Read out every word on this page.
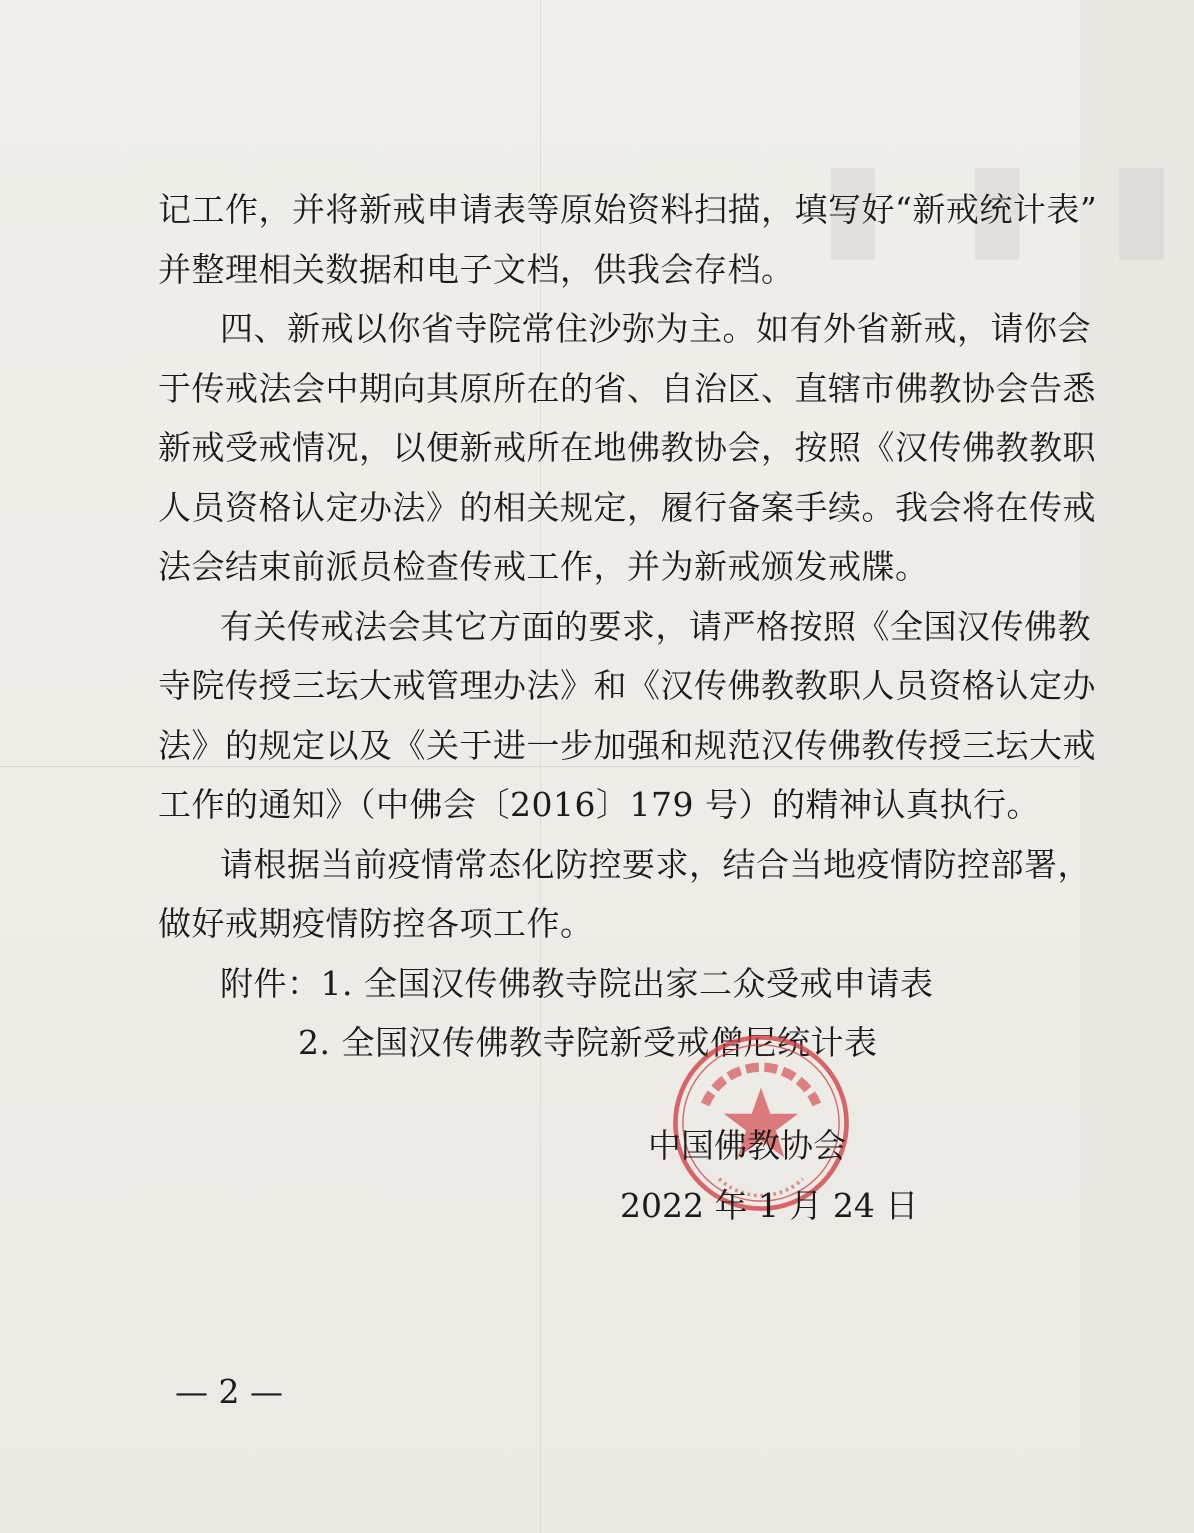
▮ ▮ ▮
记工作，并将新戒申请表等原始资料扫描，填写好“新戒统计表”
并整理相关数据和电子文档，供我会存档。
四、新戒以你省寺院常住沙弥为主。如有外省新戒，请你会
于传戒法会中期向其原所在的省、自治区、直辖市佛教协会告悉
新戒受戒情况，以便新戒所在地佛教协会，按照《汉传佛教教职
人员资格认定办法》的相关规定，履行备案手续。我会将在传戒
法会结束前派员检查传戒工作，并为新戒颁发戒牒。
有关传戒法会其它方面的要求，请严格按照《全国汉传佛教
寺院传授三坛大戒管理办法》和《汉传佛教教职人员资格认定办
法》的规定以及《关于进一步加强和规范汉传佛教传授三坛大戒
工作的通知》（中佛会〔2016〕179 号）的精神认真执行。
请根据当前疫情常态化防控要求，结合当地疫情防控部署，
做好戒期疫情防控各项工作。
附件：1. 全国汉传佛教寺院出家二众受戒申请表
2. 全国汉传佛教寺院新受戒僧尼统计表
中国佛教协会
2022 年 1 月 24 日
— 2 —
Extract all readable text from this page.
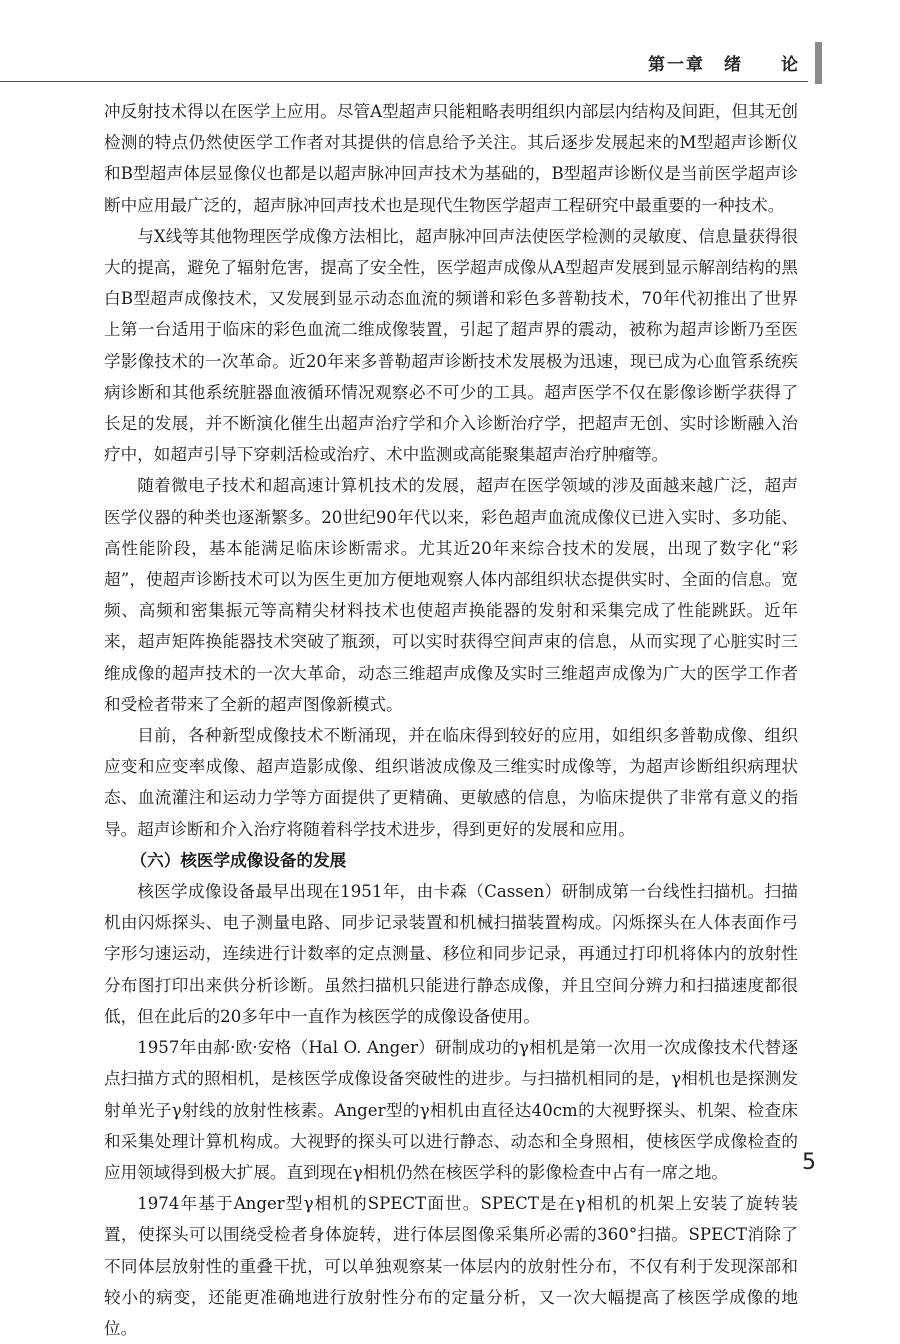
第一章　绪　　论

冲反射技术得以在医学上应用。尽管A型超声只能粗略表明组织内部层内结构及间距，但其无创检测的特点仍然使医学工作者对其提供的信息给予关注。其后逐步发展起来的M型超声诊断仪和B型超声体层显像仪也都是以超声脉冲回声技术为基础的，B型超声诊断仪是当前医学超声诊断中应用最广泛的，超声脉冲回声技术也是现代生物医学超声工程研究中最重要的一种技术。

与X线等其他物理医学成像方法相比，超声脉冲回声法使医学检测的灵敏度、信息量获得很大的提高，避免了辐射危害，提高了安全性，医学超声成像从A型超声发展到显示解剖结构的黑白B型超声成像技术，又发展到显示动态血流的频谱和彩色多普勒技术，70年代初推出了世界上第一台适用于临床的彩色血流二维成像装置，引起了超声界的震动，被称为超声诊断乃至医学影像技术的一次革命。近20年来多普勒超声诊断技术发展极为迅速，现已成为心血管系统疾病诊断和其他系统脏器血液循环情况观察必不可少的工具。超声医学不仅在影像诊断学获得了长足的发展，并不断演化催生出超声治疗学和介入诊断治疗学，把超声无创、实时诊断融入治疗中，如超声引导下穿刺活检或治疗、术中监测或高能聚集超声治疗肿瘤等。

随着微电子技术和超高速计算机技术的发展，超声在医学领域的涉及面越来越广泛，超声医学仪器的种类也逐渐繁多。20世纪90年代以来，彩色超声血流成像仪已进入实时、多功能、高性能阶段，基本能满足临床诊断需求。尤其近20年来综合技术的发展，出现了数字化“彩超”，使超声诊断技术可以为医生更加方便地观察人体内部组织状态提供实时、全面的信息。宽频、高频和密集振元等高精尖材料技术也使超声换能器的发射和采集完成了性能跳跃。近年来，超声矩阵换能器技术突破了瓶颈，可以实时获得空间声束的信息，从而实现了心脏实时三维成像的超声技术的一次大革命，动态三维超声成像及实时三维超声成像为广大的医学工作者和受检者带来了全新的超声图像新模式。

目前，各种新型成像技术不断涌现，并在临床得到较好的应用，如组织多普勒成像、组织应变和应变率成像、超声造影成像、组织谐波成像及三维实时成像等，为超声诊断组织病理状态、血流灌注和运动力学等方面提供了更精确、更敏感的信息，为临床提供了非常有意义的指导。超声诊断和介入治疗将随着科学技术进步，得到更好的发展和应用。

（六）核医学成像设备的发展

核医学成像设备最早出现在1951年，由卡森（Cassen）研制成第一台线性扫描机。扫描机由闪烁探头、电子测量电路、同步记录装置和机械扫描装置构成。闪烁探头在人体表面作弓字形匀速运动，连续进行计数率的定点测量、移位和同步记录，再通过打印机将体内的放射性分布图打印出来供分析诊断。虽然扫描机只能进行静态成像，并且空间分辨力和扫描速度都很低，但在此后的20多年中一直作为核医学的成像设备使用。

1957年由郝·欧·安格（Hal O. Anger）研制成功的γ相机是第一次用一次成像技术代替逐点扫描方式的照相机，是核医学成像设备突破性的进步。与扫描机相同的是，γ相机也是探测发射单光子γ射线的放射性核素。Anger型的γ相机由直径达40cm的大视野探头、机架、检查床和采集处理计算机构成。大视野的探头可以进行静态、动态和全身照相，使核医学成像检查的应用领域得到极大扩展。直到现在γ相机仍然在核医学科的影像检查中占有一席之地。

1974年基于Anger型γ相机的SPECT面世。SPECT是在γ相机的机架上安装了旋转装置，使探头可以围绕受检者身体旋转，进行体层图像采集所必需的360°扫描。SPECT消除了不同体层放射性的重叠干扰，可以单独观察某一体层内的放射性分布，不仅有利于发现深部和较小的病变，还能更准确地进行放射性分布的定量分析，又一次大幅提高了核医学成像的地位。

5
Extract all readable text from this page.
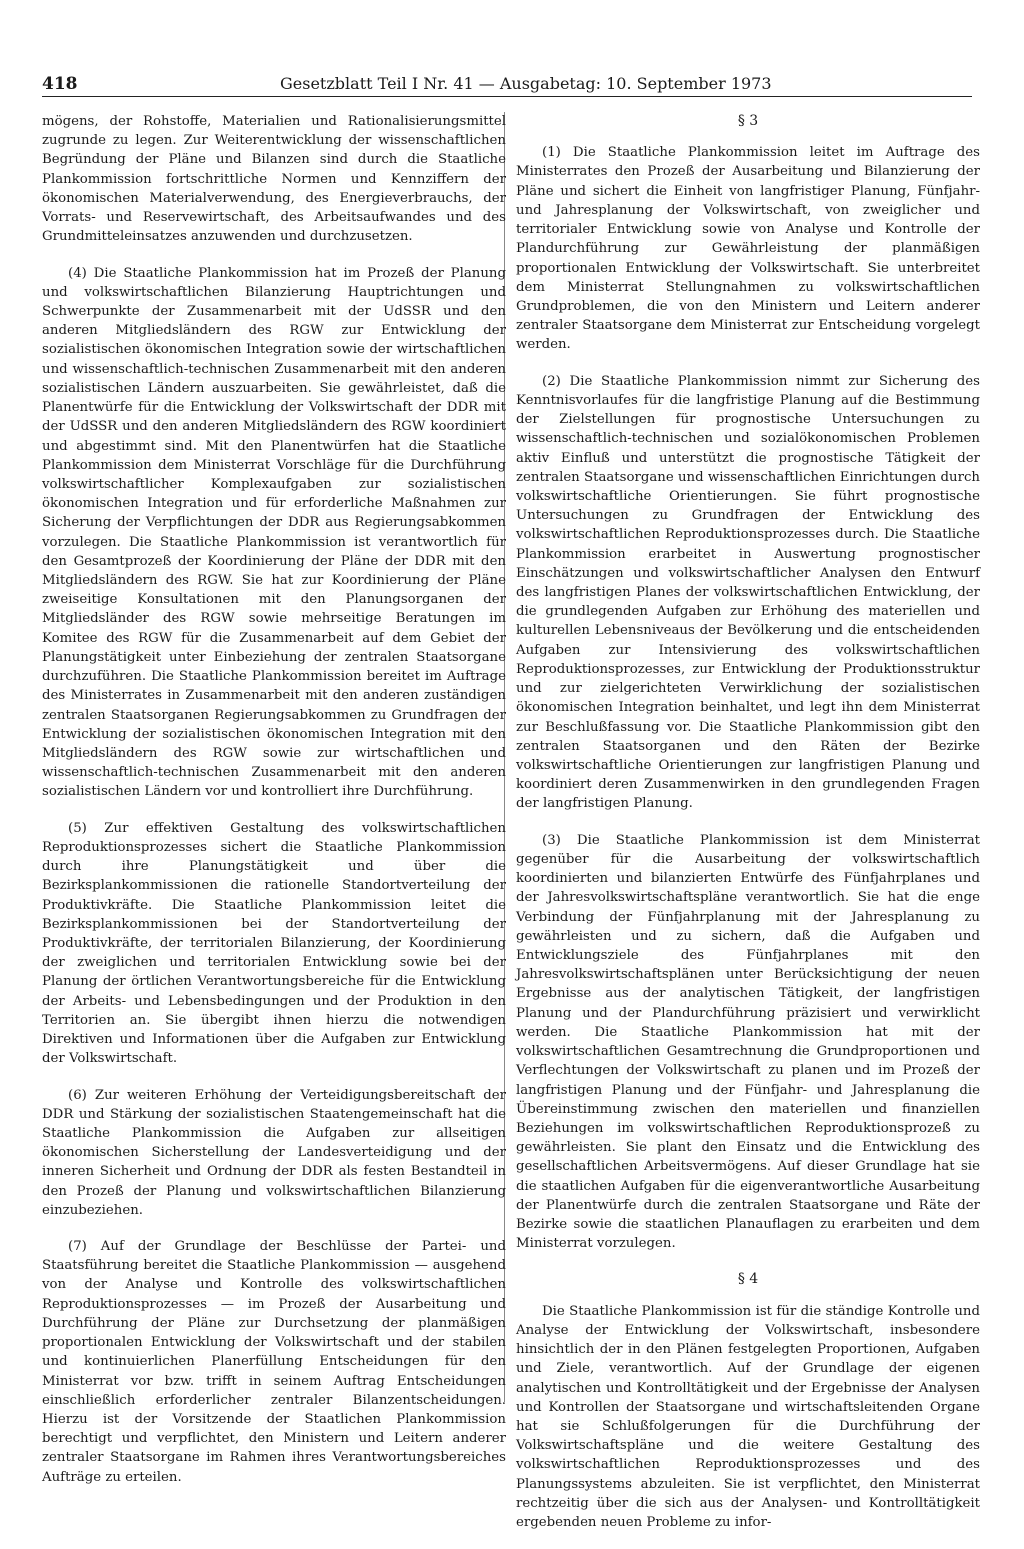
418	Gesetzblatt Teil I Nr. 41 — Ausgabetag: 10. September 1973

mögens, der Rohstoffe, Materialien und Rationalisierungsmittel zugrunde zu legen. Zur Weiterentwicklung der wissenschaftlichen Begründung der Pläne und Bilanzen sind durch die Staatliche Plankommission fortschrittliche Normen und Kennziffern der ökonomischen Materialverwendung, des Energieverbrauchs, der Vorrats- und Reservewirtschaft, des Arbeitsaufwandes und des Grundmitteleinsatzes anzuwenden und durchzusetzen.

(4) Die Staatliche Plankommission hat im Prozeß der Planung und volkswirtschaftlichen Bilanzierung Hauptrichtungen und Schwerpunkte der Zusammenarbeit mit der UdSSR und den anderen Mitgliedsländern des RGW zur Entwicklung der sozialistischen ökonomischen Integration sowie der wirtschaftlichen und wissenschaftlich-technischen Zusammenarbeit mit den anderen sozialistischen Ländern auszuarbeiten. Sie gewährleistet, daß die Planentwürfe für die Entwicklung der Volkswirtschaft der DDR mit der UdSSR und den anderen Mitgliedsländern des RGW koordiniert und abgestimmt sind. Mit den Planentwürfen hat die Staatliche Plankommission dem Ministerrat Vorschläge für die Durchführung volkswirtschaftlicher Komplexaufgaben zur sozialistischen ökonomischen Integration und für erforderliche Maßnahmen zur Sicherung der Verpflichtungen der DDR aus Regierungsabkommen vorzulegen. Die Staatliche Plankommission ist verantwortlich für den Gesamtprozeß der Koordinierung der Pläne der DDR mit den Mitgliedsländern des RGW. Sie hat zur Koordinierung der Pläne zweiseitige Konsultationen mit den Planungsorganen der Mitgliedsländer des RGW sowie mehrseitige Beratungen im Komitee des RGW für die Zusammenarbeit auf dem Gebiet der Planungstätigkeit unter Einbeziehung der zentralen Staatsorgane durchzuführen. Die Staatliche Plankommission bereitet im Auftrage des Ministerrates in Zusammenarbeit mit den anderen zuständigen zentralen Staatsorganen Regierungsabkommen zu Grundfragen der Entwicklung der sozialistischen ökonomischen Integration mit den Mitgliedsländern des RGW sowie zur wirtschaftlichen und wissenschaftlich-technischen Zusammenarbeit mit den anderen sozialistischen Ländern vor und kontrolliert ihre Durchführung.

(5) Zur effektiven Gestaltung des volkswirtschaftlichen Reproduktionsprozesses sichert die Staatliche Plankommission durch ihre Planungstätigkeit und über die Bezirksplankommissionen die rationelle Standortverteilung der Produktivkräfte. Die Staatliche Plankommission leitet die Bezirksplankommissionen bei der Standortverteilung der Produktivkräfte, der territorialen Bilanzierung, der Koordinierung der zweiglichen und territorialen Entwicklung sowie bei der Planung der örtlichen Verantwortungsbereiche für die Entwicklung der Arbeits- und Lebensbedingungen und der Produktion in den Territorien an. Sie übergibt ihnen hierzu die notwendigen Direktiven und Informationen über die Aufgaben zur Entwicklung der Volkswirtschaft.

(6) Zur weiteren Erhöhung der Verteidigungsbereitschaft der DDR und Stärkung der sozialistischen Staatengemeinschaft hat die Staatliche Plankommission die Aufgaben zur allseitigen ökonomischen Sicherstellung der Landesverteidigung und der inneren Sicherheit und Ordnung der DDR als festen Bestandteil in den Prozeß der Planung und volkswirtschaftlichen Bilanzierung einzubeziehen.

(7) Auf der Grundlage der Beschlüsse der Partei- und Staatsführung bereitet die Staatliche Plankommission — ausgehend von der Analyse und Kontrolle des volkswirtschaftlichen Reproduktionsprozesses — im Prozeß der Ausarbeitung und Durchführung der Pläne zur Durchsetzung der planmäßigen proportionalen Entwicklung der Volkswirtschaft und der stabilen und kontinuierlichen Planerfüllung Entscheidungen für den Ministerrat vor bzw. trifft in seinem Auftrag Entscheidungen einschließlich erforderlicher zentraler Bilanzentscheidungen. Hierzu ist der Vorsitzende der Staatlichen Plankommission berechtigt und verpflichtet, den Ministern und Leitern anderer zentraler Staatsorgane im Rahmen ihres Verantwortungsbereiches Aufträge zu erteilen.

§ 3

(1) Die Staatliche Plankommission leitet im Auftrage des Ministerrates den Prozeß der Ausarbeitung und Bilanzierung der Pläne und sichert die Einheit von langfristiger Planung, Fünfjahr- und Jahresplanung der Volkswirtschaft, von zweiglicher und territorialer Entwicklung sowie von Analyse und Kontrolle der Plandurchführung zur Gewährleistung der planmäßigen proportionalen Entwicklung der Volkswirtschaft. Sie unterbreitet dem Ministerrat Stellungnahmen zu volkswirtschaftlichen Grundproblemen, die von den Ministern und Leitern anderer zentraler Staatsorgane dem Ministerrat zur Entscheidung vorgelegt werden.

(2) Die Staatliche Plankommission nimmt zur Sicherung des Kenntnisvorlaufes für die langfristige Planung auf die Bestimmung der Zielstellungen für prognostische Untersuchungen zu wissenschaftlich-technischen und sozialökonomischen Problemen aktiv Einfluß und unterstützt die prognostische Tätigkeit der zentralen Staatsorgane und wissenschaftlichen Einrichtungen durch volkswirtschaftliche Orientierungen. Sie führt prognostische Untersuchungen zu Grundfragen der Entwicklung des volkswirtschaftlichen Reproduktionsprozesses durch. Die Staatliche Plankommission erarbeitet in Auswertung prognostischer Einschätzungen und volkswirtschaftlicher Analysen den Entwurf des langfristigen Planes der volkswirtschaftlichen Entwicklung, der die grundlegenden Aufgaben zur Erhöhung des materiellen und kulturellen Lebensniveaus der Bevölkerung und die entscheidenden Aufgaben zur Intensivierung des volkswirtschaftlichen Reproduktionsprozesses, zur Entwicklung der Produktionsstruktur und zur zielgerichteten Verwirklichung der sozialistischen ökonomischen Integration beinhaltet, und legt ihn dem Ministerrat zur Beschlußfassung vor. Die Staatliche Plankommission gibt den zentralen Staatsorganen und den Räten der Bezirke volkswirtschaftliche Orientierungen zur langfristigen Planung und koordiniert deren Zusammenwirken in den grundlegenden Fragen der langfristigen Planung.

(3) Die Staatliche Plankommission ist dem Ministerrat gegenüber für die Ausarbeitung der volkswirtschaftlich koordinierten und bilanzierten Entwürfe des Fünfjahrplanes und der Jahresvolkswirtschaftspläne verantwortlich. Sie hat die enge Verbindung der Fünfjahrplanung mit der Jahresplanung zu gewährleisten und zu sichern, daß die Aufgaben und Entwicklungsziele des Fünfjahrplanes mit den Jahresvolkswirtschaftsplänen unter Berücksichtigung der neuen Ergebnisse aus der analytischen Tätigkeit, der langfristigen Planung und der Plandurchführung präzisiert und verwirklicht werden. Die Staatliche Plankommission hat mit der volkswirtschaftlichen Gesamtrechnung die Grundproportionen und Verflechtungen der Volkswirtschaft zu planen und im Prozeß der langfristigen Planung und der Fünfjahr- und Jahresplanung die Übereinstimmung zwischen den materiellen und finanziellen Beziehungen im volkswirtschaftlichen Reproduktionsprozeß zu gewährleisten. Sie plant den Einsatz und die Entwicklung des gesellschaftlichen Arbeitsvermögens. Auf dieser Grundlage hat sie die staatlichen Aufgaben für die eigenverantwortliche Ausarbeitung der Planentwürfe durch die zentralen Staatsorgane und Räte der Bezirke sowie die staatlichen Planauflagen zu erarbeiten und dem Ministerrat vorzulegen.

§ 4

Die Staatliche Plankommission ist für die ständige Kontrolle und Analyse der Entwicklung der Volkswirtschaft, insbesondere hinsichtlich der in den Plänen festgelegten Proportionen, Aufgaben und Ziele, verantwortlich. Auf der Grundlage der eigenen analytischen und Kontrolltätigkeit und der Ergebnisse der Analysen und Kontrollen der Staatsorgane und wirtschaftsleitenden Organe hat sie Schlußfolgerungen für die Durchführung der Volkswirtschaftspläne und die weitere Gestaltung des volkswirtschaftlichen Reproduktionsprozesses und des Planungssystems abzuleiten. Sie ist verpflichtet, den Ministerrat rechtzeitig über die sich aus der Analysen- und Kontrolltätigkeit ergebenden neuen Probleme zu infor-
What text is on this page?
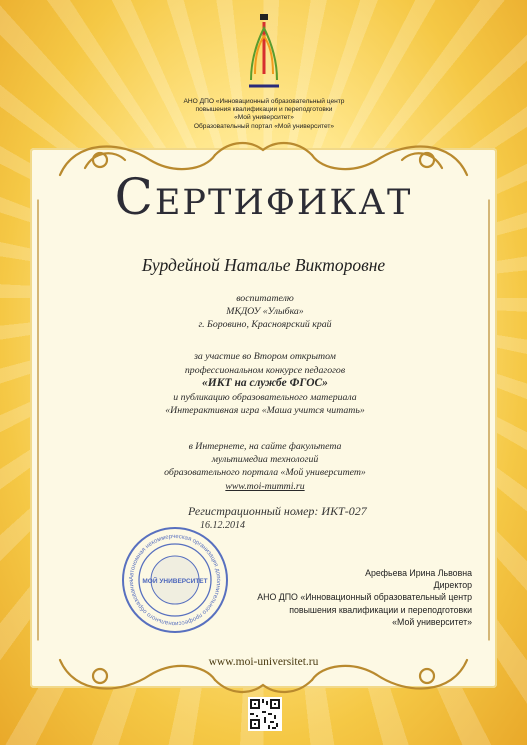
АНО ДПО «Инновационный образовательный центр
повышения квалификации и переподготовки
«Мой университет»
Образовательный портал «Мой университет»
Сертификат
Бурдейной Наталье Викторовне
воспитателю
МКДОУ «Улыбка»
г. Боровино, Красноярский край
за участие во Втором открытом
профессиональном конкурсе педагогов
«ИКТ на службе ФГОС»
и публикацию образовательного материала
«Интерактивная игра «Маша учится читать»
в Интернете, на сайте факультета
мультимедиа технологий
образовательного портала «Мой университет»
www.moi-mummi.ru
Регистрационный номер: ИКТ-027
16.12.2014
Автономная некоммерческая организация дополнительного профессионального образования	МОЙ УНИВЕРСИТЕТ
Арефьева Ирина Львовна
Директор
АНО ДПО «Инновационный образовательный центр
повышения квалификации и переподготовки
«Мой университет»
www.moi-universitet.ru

━━━

■ What is asked
Reproduce exactly the lines from the one with "What text is on this page?" to the bottom of the listing, both ends included, and nothing else. Skip the pictures.

■ Correct result
What text is on this page?
АНО ДПО «Инновационный образовательный центр
повышения квалификации и переподготовки
«Мой университет»
Образовательный портал «Мой университет»
Сертификат
Бурдейной Наталье Викторовне
воспитателю
МКДОУ «Улыбка»
г. Боровино, Красноярский край
за участие во Втором открытом
профессиональном конкурсе педагогов
«ИКТ на службе ФГОС»
и публикацию образовательного материала
«Интерактивная игра «Маша учится читать»
в Интернете, на сайте факультета
мультимедиа технологий
образовательного портала «Мой университет»
www.moi-mummi.ru
Регистрационный номер: ИКТ-027
16.12.2014
Автономная некоммерческая организация дополнительного профессионального образования	МОЙ УНИВЕРСИТЕТ
Арефьева Ирина Львовна
Директор
АНО ДПО «Инновационный образовательный центр
повышения квалификации и переподготовки
«Мой университет»
www.moi-universitet.ru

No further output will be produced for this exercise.